* Extracted data
________________________

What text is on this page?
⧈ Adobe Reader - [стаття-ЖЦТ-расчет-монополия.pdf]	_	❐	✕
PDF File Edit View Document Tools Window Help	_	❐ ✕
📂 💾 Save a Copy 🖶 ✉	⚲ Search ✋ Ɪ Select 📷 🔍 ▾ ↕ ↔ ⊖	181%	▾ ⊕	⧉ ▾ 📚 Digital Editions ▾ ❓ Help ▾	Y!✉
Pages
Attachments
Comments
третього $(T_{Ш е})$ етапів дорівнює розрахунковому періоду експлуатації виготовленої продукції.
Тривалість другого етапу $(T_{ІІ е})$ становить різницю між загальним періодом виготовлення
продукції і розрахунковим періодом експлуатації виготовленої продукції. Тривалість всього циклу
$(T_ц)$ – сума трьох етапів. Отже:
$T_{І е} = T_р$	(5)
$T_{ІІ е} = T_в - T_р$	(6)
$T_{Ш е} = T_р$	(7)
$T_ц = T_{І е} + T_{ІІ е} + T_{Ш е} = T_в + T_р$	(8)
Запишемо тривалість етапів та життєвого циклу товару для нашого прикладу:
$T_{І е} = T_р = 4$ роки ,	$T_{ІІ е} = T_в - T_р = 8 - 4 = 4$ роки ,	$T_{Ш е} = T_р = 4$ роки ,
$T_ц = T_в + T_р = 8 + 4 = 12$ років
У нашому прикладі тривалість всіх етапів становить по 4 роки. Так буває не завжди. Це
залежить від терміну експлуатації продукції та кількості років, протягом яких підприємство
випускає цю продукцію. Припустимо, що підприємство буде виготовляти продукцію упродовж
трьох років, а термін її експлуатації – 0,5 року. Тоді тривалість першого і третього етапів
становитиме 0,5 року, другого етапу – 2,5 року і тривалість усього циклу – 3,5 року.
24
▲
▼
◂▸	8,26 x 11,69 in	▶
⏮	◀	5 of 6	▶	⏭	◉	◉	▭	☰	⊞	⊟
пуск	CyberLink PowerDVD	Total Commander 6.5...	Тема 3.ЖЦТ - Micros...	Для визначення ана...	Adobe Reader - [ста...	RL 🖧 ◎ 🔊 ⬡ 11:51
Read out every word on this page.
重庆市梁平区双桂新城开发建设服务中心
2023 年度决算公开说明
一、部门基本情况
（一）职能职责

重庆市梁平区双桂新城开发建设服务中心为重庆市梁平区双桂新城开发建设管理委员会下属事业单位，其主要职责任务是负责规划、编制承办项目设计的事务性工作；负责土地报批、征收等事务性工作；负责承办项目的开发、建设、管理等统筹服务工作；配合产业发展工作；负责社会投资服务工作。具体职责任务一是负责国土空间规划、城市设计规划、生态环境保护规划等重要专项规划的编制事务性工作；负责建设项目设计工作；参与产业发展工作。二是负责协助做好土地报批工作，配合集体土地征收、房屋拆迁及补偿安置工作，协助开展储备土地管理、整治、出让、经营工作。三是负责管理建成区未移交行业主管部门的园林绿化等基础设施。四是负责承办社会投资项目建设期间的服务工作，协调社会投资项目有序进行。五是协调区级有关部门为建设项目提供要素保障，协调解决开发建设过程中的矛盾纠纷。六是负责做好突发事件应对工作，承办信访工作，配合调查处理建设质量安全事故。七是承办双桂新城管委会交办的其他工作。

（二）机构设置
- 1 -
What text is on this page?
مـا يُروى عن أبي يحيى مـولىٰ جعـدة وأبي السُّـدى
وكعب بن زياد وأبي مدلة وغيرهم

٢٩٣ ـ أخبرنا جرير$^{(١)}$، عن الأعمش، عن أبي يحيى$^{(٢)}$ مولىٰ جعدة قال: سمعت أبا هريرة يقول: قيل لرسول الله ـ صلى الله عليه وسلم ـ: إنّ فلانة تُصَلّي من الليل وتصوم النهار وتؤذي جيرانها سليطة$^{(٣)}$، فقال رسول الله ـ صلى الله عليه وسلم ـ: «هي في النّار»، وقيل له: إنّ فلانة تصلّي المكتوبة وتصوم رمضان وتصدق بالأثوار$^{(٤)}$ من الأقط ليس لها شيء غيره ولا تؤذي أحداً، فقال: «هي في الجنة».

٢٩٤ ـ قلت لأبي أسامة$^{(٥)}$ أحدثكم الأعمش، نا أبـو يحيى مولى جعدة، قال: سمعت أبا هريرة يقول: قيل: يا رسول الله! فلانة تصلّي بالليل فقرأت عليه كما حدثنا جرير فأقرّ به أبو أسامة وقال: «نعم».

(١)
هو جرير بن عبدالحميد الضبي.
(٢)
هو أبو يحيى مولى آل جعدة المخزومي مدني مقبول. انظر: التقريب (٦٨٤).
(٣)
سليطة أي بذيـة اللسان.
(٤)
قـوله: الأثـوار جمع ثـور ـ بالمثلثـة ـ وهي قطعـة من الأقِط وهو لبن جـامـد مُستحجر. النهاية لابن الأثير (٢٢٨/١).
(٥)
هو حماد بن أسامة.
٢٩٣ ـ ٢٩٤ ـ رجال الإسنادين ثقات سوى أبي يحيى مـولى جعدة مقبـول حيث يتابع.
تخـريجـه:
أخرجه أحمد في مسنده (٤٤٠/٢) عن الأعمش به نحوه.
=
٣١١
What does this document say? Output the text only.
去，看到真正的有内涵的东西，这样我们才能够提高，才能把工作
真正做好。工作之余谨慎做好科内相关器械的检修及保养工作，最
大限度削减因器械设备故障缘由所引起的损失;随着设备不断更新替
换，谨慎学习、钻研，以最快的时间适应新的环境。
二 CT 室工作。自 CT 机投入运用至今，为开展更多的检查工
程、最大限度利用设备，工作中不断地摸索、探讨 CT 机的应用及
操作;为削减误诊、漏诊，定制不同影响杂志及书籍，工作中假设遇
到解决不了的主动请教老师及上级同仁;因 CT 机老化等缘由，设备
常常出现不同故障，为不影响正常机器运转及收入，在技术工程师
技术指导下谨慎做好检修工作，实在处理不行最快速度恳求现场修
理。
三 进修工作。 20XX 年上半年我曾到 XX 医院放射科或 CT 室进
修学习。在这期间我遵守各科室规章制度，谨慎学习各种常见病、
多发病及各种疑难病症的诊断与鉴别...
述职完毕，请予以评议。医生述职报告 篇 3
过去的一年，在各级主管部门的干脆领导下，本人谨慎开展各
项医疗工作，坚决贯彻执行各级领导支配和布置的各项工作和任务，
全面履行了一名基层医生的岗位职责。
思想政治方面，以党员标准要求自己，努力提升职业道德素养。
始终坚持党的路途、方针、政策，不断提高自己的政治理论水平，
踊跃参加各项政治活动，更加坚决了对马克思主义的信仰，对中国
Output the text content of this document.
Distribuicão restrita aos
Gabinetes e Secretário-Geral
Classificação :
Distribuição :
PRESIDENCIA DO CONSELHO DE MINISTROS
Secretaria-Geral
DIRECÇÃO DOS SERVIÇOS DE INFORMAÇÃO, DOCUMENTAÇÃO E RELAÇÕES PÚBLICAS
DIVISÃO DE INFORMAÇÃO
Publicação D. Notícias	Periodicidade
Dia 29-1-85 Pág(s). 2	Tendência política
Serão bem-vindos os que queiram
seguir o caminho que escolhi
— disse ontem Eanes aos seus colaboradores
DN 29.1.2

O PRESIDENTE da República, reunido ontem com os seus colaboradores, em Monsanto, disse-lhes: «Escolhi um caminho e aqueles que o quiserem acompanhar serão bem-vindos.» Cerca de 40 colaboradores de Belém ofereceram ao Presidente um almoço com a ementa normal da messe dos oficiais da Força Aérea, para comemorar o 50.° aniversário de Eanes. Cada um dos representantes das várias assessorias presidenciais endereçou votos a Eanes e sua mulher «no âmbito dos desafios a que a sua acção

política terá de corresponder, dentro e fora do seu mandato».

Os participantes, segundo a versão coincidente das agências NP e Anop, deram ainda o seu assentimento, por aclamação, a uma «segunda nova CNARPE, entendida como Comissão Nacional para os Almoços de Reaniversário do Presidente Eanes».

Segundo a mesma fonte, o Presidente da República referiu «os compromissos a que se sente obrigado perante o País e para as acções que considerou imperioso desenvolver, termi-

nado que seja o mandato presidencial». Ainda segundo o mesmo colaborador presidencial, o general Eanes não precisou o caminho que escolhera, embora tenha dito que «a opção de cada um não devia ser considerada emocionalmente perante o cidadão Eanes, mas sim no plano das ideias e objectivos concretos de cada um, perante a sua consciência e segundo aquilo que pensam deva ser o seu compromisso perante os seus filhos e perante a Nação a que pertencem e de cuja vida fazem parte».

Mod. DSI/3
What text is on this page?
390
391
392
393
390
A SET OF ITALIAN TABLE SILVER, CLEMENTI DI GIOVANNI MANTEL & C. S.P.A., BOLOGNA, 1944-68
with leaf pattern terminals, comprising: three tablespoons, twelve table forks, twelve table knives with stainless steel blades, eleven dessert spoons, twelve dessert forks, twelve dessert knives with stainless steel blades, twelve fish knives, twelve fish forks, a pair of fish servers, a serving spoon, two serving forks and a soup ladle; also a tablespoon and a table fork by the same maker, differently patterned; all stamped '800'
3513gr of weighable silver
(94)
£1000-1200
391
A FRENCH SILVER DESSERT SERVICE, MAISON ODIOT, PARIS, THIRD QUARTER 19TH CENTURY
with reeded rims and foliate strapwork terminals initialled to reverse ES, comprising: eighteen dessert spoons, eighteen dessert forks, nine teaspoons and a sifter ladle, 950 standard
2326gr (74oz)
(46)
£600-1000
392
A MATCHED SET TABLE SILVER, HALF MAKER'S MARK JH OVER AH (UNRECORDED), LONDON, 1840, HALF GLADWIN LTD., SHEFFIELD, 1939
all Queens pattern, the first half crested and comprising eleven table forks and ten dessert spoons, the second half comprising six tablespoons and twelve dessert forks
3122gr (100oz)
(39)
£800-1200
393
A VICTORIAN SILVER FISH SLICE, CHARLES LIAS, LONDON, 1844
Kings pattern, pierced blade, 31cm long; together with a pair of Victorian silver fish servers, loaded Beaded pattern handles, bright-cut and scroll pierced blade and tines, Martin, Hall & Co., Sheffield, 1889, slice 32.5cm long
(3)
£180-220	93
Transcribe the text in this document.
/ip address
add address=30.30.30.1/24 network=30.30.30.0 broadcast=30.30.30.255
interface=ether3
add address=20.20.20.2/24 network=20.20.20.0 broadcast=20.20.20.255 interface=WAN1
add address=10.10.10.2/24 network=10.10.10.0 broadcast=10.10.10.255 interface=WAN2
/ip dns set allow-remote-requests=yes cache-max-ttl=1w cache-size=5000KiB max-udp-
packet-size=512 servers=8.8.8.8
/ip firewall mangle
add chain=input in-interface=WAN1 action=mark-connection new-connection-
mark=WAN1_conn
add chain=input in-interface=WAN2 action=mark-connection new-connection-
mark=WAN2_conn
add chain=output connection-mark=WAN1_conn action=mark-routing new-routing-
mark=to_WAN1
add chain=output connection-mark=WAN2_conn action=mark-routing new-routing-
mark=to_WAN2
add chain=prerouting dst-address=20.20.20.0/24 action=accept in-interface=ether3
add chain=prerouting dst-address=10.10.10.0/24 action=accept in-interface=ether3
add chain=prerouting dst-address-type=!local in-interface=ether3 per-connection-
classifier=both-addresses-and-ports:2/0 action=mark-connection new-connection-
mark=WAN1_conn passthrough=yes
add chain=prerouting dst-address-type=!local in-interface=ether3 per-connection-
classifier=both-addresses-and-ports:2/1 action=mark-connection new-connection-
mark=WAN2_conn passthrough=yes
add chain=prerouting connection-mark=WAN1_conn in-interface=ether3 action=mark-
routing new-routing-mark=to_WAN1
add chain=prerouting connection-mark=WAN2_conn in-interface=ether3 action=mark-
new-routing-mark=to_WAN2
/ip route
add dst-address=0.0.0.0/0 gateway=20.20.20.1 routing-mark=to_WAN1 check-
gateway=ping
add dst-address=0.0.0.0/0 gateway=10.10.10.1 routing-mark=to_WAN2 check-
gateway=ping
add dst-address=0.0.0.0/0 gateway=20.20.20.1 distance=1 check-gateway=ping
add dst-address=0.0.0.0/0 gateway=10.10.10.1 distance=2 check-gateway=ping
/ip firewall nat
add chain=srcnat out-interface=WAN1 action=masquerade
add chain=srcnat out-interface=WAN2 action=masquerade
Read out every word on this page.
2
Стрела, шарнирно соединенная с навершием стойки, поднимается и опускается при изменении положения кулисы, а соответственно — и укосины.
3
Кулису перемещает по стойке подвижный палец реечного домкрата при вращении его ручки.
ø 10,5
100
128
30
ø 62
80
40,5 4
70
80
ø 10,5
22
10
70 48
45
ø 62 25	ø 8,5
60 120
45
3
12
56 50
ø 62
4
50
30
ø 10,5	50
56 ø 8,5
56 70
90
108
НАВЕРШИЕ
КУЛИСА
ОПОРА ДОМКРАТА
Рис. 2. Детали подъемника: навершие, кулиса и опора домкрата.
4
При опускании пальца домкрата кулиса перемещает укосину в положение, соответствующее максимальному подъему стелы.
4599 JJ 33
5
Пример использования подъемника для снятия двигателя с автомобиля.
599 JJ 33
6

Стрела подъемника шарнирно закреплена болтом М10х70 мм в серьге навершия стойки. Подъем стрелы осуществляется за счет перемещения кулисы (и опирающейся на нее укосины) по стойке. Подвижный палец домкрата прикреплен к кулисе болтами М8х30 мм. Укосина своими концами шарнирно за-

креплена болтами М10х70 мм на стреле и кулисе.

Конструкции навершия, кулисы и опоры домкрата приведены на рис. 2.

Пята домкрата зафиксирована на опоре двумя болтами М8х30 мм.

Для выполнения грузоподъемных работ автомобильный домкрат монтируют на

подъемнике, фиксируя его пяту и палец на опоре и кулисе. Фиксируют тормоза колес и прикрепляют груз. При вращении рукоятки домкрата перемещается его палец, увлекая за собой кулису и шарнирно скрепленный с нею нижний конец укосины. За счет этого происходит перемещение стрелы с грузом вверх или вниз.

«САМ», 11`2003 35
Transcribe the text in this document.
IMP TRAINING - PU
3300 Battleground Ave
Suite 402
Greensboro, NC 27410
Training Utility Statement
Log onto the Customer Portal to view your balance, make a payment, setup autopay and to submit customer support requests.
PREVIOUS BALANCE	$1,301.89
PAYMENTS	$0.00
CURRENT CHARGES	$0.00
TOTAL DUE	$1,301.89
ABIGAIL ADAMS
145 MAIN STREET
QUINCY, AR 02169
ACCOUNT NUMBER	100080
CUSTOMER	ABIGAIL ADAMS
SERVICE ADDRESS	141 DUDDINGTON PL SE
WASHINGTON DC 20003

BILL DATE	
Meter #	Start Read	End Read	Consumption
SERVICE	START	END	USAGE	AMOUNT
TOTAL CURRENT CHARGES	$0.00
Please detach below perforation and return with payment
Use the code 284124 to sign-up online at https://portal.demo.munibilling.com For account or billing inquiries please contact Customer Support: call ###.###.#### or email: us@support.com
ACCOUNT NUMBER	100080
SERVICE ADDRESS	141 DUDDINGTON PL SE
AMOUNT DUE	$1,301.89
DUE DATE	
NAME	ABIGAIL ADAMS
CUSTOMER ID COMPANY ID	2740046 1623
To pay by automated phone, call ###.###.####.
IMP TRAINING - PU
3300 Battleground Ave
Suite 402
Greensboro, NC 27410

________________________

* Challenge
Using the records above, list each line that includes "passthrough".

* Expected output
mark=WAN1_conn passthrough=yes
mark=WAN2_conn passthrough=yes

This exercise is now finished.